#### Exercise:
Work through the data line by line, gathering every line that has the word "début".

━━━━━━━━

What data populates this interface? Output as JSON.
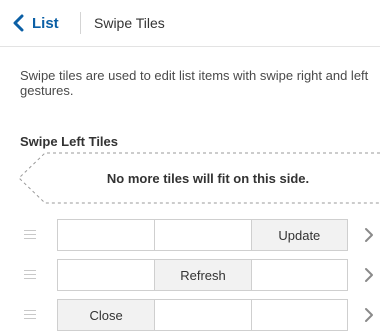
{
  "header": {
    "back_label": "List",
    "title": "Swipe Tiles"
  },
  "description": "Swipe tiles are used to edit list items with swipe right and left gestures.",
  "section": {
    "title": "Swipe Left Tiles",
    "empty_message": "No more tiles will fit on this side."
  },
  "rows": [
    {
      "cells": [
        "",
        "",
        "Update"
      ]
    },
    {
      "cells": [
        "",
        "Refresh",
        ""
      ]
    },
    {
      "cells": [
        "Close",
        "",
        ""
      ]
    }
  ],
  "colors": {
    "accent": "#0b5fa5",
    "tile_fill": "#f2f2f2",
    "border": "#cfcfcf"
  },
  "icons": {
    "back": "chevron-left-icon",
    "drag": "drag-handle-icon",
    "row_action": "chevron-right-icon"
  }
}
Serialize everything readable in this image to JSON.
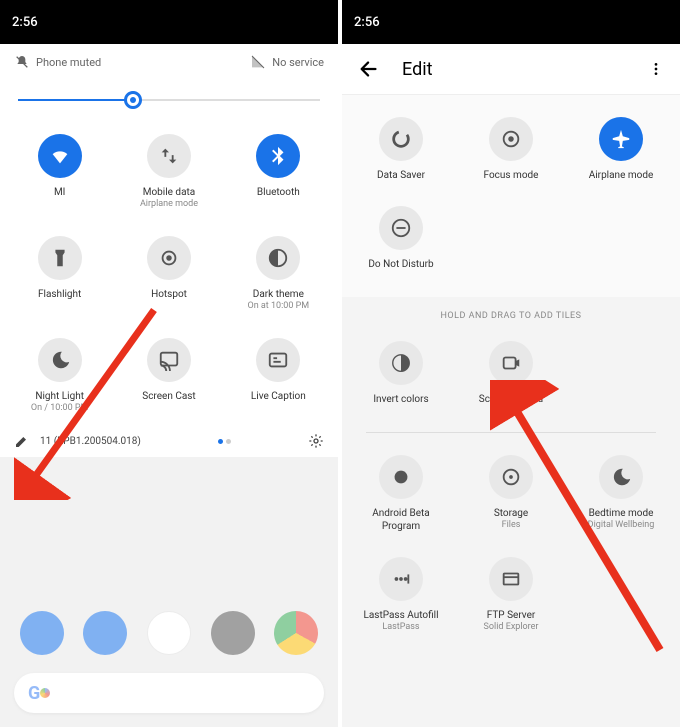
{
  "left": {
    "time": "2:56",
    "muted": "Phone muted",
    "service": "No service",
    "brightness_pct": 38,
    "tiles": [
      {
        "label": "MI",
        "sub": "",
        "on": true,
        "icon": "wifi"
      },
      {
        "label": "Mobile data",
        "sub": "Airplane mode",
        "on": false,
        "icon": "swap"
      },
      {
        "label": "Bluetooth",
        "sub": "",
        "on": true,
        "icon": "bluetooth"
      },
      {
        "label": "Flashlight",
        "sub": "",
        "on": false,
        "icon": "flashlight"
      },
      {
        "label": "Hotspot",
        "sub": "",
        "on": false,
        "icon": "hotspot"
      },
      {
        "label": "Dark theme",
        "sub": "On at 10:00 PM",
        "on": false,
        "icon": "dark"
      },
      {
        "label": "Night Light",
        "sub": "On / 10:00 PM",
        "on": false,
        "icon": "moon"
      },
      {
        "label": "Screen Cast",
        "sub": "",
        "on": false,
        "icon": "cast"
      },
      {
        "label": "Live Caption",
        "sub": "",
        "on": false,
        "icon": "caption"
      }
    ],
    "build": "11 (RPB1.200504.018)"
  },
  "right": {
    "time": "2:56",
    "title": "Edit",
    "active_tiles": [
      {
        "label": "Data Saver",
        "sub": "",
        "on": false,
        "icon": "datasaver"
      },
      {
        "label": "Focus mode",
        "sub": "",
        "on": false,
        "icon": "focus"
      },
      {
        "label": "Airplane mode",
        "sub": "",
        "on": true,
        "icon": "airplane"
      },
      {
        "label": "Do Not Disturb",
        "sub": "",
        "on": false,
        "icon": "dnd"
      }
    ],
    "drag_label": "HOLD AND DRAG TO ADD TILES",
    "inactive_tiles": [
      {
        "label": "Invert colors",
        "sub": "",
        "icon": "invert"
      },
      {
        "label": "Screen Record",
        "sub": "",
        "icon": "record"
      },
      {
        "label": "",
        "sub": "",
        "icon": ""
      },
      {
        "label": "Android Beta Program",
        "sub": "",
        "icon": "beta"
      },
      {
        "label": "Storage",
        "sub": "Files",
        "icon": "storage"
      },
      {
        "label": "Bedtime mode",
        "sub": "Digital Wellbeing",
        "icon": "bedtime"
      },
      {
        "label": "LastPass Autofill",
        "sub": "LastPass",
        "icon": "lastpass"
      },
      {
        "label": "FTP Server",
        "sub": "Solid Explorer",
        "icon": "ftp"
      }
    ]
  }
}
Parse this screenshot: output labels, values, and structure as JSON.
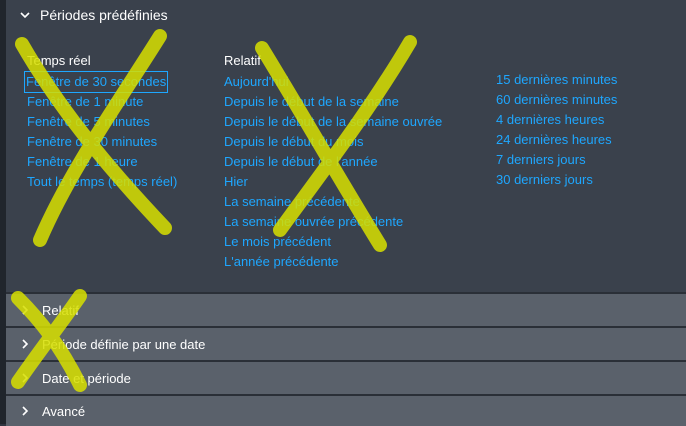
{
  "expanded_section": {
    "title": "Périodes prédéfinies"
  },
  "presets": {
    "realtime_heading": "Temps réel",
    "realtime": [
      "Fenêtre de 30 secondes",
      "Fenêtre de 1 minute",
      "Fenêtre de 5 minutes",
      "Fenêtre de 30 minutes",
      "Fenêtre de 1 heure",
      "Tout le temps (temps réel)"
    ],
    "relative_heading": "Relatif",
    "relative": [
      "Aujourd'hui",
      "Depuis le début de la semaine",
      "Depuis le début de la semaine ouvrée",
      "Depuis le début du mois",
      "Depuis le début de l'année",
      "Hier",
      "La semaine précédente",
      "La semaine ouvrée précédente",
      "Le mois précédent",
      "L'année précédente"
    ],
    "recent": [
      "15 dernières minutes",
      "60 dernières minutes",
      "4 dernières heures",
      "24 dernières heures",
      "7 derniers jours",
      "30 derniers jours"
    ],
    "selected": "Fenêtre de 30 secondes"
  },
  "collapsed_sections": [
    "Relatif",
    "Période définie par une date",
    "Date et période",
    "Avancé"
  ],
  "colors": {
    "link": "#1ea7ff",
    "panel": "#3a414c",
    "row": "#5a616b",
    "marker": "#d8e000"
  },
  "icons": {
    "expanded": "chevron-down-icon",
    "collapsed": "chevron-right-icon"
  }
}
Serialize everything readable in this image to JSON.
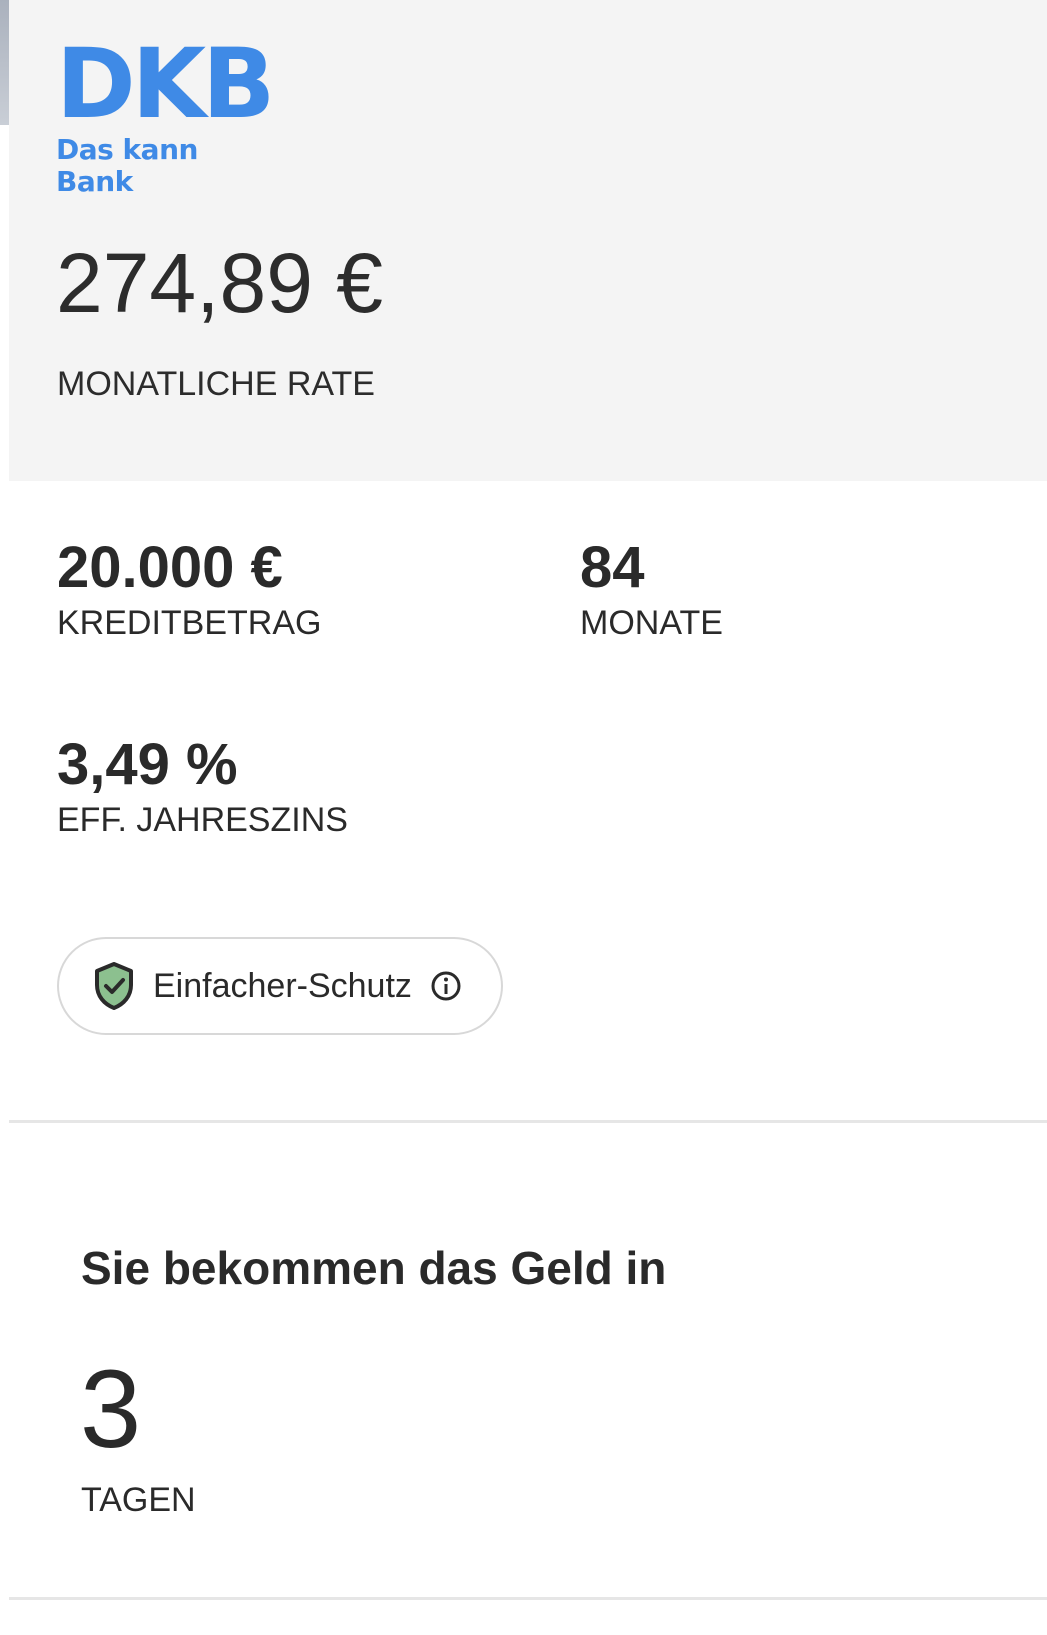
{
  "brand": {
    "name": "DKB",
    "claim": "Das kann Bank",
    "color": "#3f8ae6"
  },
  "rate": {
    "amount": "274,89 €",
    "label": "MONATLICHE RATE"
  },
  "stats": {
    "credit": {
      "value": "20.000 €",
      "label": "KREDITBETRAG"
    },
    "term": {
      "value": "84",
      "label": "MONATE"
    },
    "interest": {
      "value": "3,49 %",
      "label": "EFF. JAHRESZINS"
    }
  },
  "protection": {
    "label": "Einfacher-Schutz",
    "icon": "shield-check-icon",
    "info_icon": "info-icon",
    "shield_color": "#8cc08f"
  },
  "delivery": {
    "title": "Sie bekommen das Geld in",
    "days": "3",
    "unit": "TAGEN"
  }
}
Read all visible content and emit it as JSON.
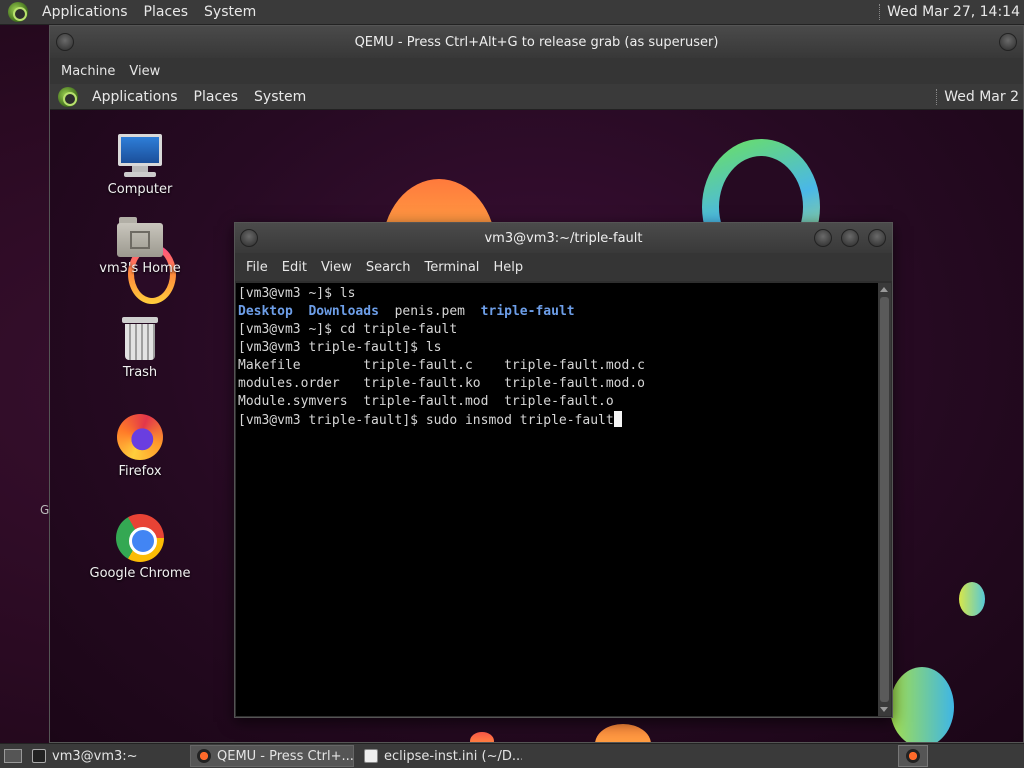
{
  "host_panel": {
    "menus": [
      "Applications",
      "Places",
      "System"
    ],
    "clock": "Wed Mar 27, 14:14"
  },
  "host_desktop": {
    "partial_label": "G"
  },
  "qemu": {
    "title": "QEMU - Press Ctrl+Alt+G to release grab (as superuser)",
    "menus": [
      "Machine",
      "View"
    ]
  },
  "guest_panel": {
    "menus": [
      "Applications",
      "Places",
      "System"
    ],
    "clock": "Wed Mar 2"
  },
  "desktop_icons": [
    {
      "label": "Computer",
      "icon": "computer-icon"
    },
    {
      "label": "vm3's Home",
      "icon": "home-folder-icon"
    },
    {
      "label": "Trash",
      "icon": "trash-icon"
    },
    {
      "label": "Firefox",
      "icon": "firefox-icon"
    },
    {
      "label": "Google Chrome",
      "icon": "chrome-icon"
    }
  ],
  "terminal": {
    "title": "vm3@vm3:~/triple-fault",
    "menus": [
      "File",
      "Edit",
      "View",
      "Search",
      "Terminal",
      "Help"
    ],
    "lines": {
      "l1": "[vm3@vm3 ~]$ ls",
      "l2_dir1": "Desktop",
      "l2_dir2": "Downloads",
      "l2_file": "penis.pem",
      "l2_dir3": "triple-fault",
      "l3": "[vm3@vm3 ~]$ cd triple-fault",
      "l4": "[vm3@vm3 triple-fault]$ ls",
      "l5": "Makefile        triple-fault.c    triple-fault.mod.c",
      "l6": "modules.order   triple-fault.ko   triple-fault.mod.o",
      "l7": "Module.symvers  triple-fault.mod  triple-fault.o",
      "l8": "[vm3@vm3 triple-fault]$ sudo insmod triple-fault"
    }
  },
  "taskbar": {
    "tasks": [
      {
        "label": "vm3@vm3:~",
        "icon": "terminal-icon"
      },
      {
        "label": "QEMU - Press Ctrl+...",
        "icon": "qemu-icon"
      },
      {
        "label": "eclipse-inst.ini (~/D...",
        "icon": "text-editor-icon"
      }
    ]
  },
  "colors": {
    "directory": "#6d9ee8",
    "panel": "#3a3a3a",
    "terminal_bg": "#000000"
  }
}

━━━━━━━━

#### Right answer:
      "Depuis le début de la semaine",
      "Depuis le début de la semaine ouvrée",
      "Depuis le début du mois",
      "Depuis le début de l'année",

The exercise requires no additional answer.